Written problem: Copy the full set of lines exactly as given.

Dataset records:

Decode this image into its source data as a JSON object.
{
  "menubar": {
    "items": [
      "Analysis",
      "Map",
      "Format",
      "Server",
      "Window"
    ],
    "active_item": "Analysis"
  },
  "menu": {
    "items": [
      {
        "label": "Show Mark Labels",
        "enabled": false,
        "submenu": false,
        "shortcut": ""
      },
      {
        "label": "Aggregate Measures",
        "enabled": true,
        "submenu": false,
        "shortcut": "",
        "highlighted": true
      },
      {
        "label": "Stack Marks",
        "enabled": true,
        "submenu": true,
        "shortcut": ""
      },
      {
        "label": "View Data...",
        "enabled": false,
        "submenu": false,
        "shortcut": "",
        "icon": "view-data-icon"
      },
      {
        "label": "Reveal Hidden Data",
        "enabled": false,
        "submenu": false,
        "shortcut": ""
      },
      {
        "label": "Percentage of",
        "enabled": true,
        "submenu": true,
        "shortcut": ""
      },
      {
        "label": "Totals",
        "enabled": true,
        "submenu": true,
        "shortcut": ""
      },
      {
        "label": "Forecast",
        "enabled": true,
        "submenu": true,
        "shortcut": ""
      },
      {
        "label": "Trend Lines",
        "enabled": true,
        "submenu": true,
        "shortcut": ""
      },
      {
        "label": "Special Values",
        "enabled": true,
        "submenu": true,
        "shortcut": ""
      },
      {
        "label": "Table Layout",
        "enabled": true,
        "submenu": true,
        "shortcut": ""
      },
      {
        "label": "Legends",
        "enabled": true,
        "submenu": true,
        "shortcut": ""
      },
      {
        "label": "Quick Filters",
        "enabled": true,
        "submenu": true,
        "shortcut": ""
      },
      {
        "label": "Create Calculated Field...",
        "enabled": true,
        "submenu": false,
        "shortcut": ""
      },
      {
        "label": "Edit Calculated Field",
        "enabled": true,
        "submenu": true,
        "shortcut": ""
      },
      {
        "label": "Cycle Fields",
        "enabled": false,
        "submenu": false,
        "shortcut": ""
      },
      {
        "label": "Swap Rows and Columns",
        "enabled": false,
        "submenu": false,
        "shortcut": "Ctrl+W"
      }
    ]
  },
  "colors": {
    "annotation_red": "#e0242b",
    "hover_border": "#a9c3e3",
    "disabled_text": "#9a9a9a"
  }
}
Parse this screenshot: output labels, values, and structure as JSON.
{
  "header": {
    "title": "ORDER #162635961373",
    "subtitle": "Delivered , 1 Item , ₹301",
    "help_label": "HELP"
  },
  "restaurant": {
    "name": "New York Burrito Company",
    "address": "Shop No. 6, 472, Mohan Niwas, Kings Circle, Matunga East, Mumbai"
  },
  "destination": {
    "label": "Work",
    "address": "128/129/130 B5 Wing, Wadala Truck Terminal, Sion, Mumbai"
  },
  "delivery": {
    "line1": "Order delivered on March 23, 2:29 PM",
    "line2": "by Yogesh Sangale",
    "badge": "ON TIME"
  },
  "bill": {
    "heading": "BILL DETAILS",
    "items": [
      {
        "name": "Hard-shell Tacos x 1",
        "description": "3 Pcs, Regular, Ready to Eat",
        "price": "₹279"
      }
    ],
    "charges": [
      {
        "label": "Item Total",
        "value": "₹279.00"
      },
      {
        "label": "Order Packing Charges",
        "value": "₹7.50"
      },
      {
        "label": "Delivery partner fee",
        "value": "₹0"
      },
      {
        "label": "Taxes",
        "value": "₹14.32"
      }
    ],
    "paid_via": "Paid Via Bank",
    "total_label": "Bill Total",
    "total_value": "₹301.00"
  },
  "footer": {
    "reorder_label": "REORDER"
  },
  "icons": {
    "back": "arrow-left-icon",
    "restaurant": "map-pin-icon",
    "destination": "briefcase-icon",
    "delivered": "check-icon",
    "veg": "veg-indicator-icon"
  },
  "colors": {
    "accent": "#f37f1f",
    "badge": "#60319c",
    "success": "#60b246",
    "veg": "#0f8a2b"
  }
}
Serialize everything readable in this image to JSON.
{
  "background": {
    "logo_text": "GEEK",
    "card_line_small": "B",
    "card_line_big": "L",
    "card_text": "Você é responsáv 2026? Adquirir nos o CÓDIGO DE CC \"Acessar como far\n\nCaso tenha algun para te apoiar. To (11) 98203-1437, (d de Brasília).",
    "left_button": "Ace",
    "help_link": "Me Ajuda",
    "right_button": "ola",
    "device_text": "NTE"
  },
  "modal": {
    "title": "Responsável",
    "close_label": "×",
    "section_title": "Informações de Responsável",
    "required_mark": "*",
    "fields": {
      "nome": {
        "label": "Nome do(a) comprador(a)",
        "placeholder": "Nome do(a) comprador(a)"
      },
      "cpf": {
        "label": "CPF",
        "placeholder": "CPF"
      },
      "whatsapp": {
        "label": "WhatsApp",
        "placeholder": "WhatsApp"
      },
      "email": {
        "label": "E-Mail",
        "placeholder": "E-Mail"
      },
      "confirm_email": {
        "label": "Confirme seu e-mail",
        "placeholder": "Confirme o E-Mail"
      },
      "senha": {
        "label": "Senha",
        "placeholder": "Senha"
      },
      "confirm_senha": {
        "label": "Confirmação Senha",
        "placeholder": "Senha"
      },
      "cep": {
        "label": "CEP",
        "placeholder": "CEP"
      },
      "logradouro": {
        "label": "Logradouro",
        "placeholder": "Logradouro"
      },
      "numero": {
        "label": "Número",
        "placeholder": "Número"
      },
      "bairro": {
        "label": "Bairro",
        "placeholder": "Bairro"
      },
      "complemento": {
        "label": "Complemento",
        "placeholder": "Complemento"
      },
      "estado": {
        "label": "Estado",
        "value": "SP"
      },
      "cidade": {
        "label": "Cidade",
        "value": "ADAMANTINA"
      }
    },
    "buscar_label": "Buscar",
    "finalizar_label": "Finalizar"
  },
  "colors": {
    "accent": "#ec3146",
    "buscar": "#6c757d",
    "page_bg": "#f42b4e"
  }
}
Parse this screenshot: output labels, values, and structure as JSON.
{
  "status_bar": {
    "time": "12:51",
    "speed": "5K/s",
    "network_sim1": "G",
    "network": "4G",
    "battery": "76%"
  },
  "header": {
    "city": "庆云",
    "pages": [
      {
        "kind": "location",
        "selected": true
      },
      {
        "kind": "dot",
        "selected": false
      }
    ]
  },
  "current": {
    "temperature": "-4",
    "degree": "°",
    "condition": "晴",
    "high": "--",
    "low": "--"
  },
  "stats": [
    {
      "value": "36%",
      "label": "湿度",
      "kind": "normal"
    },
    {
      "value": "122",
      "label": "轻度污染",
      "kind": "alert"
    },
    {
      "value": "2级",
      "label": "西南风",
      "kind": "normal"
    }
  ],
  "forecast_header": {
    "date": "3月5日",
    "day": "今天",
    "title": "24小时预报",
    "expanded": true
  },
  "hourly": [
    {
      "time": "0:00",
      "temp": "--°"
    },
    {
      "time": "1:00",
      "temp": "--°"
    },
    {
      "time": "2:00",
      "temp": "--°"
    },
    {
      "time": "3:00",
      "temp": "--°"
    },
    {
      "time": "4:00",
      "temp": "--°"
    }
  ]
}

Complete answer:
Decode this image into its source data as a JSON object.
{
  "menubar": {
    "items": [
      "Analysis",
      "Map",
      "Format",
      "Server",
      "Window"
    ],
    "active_item": "Analysis"
  },
  "menu": {
    "items": [
      {
        "label": "Show Mark Labels",
        "enabled": false,
        "submenu": false,
        "shortcut": ""
      },
      {
        "label": "Aggregate Measures",
        "enabled": true,
        "submenu": false,
        "shortcut": "",
        "highlighted": true
      },
      {
        "label": "Stack Marks",
        "enabled": true,
        "submenu": true,
        "shortcut": ""
      },
      {
        "label": "View Data...",
        "enabled": false,
        "submenu": false,
        "shortcut": "",
        "icon": "view-data-icon"
      },
      {
        "label": "Reveal Hidden Data",
        "enabled": false,
        "submenu": false,
        "shortcut": ""
      },
      {
        "label": "Percentage of",
        "enabled": true,
        "submenu": true,
        "shortcut": ""
      },
      {
        "label": "Totals",
        "enabled": true,
        "submenu": true,
        "shortcut": ""
      },
      {
        "label": "Forecast",
        "enabled": true,
        "submenu": true,
        "shortcut": ""
      },
      {
        "label": "Trend Lines",
        "enabled": true,
        "submenu": true,
        "shortcut": ""
      },
      {
        "label": "Special Values",
        "enabled": true,
        "submenu": true,
        "shortcut": ""
      },
      {
        "label": "Table Layout",
        "enabled": true,
        "submenu": true,
        "shortcut": ""
      },
      {
        "label": "Legends",
        "enabled": true,
        "submenu": true,
        "shortcut": ""
      },
      {
        "label": "Quick Filters",
        "enabled": true,
        "submenu": true,
        "shortcut": ""
      },
      {
        "label": "Create Calculated Field...",
        "enabled": true,
        "submenu": false,
        "shortcut": ""
      },
      {
        "label": "Edit Calculated Field",
        "enabled": true,
        "submenu": true,
        "shortcut": ""
      },
      {
        "label": "Cycle Fields",
        "enabled": false,
        "submenu": false,
        "shortcut": ""
      },
      {
        "label": "Swap Rows and Columns",
        "enabled": false,
        "submenu": false,
        "shortcut": "Ctrl+W"
      }
    ]
  },
  "colors": {
    "annotation_red": "#e0242b",
    "hover_border": "#a9c3e3",
    "disabled_text": "#9a9a9a"
  }
}
Parse this screenshot: output labels, values, and structure as JSON.
{
  "header": {
    "title": "ORDER #162635961373",
    "subtitle": "Delivered , 1 Item , ₹301",
    "help_label": "HELP"
  },
  "restaurant": {
    "name": "New York Burrito Company",
    "address": "Shop No. 6, 472, Mohan Niwas, Kings Circle, Matunga East, Mumbai"
  },
  "destination": {
    "label": "Work",
    "address": "128/129/130 B5 Wing, Wadala Truck Terminal, Sion, Mumbai"
  },
  "delivery": {
    "line1": "Order delivered on March 23, 2:29 PM",
    "line2": "by Yogesh Sangale",
    "badge": "ON TIME"
  },
  "bill": {
    "heading": "BILL DETAILS",
    "items": [
      {
        "name": "Hard-shell Tacos x 1",
        "description": "3 Pcs, Regular, Ready to Eat",
        "price": "₹279"
      }
    ],
    "charges": [
      {
        "label": "Item Total",
        "value": "₹279.00"
      },
      {
        "label": "Order Packing Charges",
        "value": "₹7.50"
      },
      {
        "label": "Delivery partner fee",
        "value": "₹0"
      },
      {
        "label": "Taxes",
        "value": "₹14.32"
      }
    ],
    "paid_via": "Paid Via Bank",
    "total_label": "Bill Total",
    "total_value": "₹301.00"
  },
  "footer": {
    "reorder_label": "REORDER"
  },
  "icons": {
    "back": "arrow-left-icon",
    "restaurant": "map-pin-icon",
    "destination": "briefcase-icon",
    "delivered": "check-icon",
    "veg": "veg-indicator-icon"
  },
  "colors": {
    "accent": "#f37f1f",
    "badge": "#60319c",
    "success": "#60b246",
    "veg": "#0f8a2b"
  }
}
Serialize everything readable in this image to JSON.
{
  "background": {
    "logo_text": "GEEK",
    "card_line_small": "B",
    "card_line_big": "L",
    "card_text": "Você é responsáv 2026? Adquirir nos o CÓDIGO DE CC \"Acessar como far\n\nCaso tenha algun para te apoiar. To (11) 98203-1437, (d de Brasília).",
    "left_button": "Ace",
    "help_link": "Me Ajuda",
    "right_button": "ola",
    "device_text": "NTE"
  },
  "modal": {
    "title": "Responsável",
    "close_label": "×",
    "section_title": "Informações de Responsável",
    "required_mark": "*",
    "fields": {
      "nome": {
        "label": "Nome do(a) comprador(a)",
        "placeholder": "Nome do(a) comprador(a)"
      },
      "cpf": {
        "label": "CPF",
        "placeholder": "CPF"
      },
      "whatsapp": {
        "label": "WhatsApp",
        "placeholder": "WhatsApp"
      },
      "email": {
        "label": "E-Mail",
        "placeholder": "E-Mail"
      },
      "confirm_email": {
        "label": "Confirme seu e-mail",
        "placeholder": "Confirme o E-Mail"
      },
      "senha": {
        "label": "Senha",
        "placeholder": "Senha"
      },
      "confirm_senha": {
        "label": "Confirmação Senha",
        "placeholder": "Senha"
      },
      "cep": {
        "label": "CEP",
        "placeholder": "CEP"
      },
      "logradouro": {
        "label": "Logradouro",
        "placeholder": "Logradouro"
      },
      "numero": {
        "label": "Número",
        "placeholder": "Número"
      },
      "bairro": {
        "label": "Bairro",
        "placeholder": "Bairro"
      },
      "complemento": {
        "label": "Complemento",
        "placeholder": "Complemento"
      },
      "estado": {
        "label": "Estado",
        "value": "SP"
      },
      "cidade": {
        "label": "Cidade",
        "value": "ADAMANTINA"
      }
    },
    "buscar_label": "Buscar",
    "finalizar_label": "Finalizar"
  },
  "colors": {
    "accent": "#ec3146",
    "buscar": "#6c757d",
    "page_bg": "#f42b4e"
  }
}
Parse this screenshot: output labels, values, and structure as JSON.
{
  "status_bar": {
    "time": "12:51",
    "speed": "5K/s",
    "network_sim1": "G",
    "network": "4G",
    "battery": "76%"
  },
  "header": {
    "city": "庆云",
    "pages": [
      {
        "kind": "location",
        "selected": true
      },
      {
        "kind": "dot",
        "selected": false
      }
    ]
  },
  "current": {
    "temperature": "-4",
    "degree": "°",
    "condition": "晴",
    "high": "--",
    "low": "--"
  },
  "stats": [
    {
      "value": "36%",
      "label": "湿度",
      "kind": "normal"
    },
    {
      "value": "122",
      "label": "轻度污染",
      "kind": "alert"
    },
    {
      "value": "2级",
      "label": "西南风",
      "kind": "normal"
    }
  ],
  "forecast_header": {
    "date": "3月5日",
    "day": "今天",
    "title": "24小时预报",
    "expanded": true
  },
  "hourly": [
    {
      "time": "0:00",
      "temp": "--°"
    },
    {
      "time": "1:00",
      "temp": "--°"
    },
    {
      "time": "2:00",
      "temp": "--°"
    },
    {
      "time": "3:00",
      "temp": "--°"
    },
    {
      "time": "4:00",
      "temp": "--°"
    }
  ]
}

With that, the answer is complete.